Stated task »
Go through the records underneath and count the lines that include the string "uprange". Give nothing but the number.

Record list »
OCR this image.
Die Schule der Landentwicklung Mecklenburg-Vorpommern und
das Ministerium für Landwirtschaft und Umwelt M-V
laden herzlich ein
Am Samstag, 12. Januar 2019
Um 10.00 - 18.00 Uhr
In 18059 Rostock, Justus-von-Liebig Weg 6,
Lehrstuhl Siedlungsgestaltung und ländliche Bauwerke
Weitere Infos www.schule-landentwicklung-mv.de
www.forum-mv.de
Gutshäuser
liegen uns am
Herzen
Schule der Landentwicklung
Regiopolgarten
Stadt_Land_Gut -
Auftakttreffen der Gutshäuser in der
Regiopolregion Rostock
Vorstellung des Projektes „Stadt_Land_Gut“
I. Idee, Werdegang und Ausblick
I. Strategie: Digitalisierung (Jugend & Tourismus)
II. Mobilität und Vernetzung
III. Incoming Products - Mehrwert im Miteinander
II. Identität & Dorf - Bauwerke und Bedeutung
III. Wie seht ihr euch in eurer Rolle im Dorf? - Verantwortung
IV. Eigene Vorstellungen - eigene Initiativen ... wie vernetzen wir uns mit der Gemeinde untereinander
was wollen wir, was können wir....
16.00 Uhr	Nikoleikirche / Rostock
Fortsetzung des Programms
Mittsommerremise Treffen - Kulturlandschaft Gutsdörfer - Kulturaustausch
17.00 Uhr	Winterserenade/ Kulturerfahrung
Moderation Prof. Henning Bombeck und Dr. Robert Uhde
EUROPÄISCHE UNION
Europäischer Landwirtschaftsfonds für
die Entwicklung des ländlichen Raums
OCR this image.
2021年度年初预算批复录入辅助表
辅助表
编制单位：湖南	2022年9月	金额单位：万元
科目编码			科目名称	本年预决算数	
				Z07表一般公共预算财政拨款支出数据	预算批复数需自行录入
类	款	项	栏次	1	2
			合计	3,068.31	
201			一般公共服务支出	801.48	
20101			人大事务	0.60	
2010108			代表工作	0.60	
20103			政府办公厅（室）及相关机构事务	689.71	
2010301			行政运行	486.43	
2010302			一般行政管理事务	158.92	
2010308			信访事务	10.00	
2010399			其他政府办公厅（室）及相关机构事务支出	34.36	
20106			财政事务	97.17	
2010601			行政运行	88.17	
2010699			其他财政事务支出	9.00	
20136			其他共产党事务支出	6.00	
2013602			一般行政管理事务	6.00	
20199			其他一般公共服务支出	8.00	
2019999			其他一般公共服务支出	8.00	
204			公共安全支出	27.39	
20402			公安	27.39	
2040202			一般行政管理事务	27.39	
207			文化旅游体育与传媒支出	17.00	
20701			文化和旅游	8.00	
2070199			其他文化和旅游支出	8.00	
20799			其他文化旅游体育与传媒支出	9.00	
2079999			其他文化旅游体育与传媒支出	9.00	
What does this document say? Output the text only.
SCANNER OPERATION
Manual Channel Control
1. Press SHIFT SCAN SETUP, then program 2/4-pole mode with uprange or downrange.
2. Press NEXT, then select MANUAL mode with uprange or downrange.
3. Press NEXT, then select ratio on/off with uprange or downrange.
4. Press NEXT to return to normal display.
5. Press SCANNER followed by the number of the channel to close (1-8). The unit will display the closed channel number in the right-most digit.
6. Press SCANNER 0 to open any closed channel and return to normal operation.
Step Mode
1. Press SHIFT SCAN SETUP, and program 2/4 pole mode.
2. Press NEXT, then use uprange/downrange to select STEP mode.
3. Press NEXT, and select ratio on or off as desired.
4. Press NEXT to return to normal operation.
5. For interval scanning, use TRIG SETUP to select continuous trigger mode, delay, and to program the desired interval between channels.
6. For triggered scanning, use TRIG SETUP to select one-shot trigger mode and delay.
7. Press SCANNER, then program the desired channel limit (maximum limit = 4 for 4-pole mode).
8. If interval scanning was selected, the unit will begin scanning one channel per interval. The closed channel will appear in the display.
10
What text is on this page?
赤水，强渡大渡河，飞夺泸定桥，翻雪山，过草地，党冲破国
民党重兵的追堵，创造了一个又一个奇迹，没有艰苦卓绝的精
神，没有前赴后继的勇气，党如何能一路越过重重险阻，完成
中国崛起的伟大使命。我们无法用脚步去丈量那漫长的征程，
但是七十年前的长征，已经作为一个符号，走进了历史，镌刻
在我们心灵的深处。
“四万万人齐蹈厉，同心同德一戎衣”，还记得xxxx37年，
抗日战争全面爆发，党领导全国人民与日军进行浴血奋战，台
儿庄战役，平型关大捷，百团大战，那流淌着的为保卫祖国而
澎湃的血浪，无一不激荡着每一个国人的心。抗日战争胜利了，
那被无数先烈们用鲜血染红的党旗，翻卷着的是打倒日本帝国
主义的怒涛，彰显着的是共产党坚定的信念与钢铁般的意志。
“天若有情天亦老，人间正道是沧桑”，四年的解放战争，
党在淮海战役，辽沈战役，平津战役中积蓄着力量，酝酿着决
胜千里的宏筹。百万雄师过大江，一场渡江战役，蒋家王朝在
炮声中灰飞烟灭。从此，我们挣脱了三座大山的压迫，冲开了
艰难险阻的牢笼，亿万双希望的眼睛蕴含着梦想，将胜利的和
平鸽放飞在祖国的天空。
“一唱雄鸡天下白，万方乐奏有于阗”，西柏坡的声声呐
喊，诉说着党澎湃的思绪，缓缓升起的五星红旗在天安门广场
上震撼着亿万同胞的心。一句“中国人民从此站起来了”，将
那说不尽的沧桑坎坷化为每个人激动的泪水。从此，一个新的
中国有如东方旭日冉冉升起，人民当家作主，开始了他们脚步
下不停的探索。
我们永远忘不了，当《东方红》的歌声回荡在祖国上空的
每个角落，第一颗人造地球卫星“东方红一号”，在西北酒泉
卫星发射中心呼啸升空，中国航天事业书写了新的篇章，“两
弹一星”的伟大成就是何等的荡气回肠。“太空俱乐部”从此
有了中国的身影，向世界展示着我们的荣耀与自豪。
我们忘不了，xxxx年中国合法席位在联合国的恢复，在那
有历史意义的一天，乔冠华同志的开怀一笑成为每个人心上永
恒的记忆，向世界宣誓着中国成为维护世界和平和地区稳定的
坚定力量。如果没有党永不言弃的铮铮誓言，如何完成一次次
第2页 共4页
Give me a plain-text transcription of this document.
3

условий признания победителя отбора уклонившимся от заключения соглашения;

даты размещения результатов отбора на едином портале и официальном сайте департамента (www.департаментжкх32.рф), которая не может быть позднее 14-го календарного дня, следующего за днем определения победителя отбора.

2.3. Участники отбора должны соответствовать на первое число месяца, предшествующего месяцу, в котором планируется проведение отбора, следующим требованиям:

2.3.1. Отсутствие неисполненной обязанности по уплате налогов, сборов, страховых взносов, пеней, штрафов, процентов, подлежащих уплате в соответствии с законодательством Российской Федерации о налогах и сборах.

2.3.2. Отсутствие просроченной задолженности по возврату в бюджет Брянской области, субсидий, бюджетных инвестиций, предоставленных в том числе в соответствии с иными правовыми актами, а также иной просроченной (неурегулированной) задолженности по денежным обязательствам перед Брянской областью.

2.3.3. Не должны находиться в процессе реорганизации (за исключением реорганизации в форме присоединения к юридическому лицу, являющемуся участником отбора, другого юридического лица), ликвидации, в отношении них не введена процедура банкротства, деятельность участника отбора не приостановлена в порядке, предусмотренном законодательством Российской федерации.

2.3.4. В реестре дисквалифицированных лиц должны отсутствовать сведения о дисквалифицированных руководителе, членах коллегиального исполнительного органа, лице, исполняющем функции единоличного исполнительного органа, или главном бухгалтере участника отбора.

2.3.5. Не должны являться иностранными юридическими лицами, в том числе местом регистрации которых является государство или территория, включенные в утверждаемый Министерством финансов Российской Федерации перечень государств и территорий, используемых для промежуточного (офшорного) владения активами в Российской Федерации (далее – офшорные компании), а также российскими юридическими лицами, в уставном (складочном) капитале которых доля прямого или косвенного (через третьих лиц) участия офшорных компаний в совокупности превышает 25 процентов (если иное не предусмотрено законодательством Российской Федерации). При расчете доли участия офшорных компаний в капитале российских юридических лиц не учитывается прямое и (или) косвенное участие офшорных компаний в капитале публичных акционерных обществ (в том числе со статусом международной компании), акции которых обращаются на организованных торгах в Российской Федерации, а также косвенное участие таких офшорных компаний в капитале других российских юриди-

Solution below »
4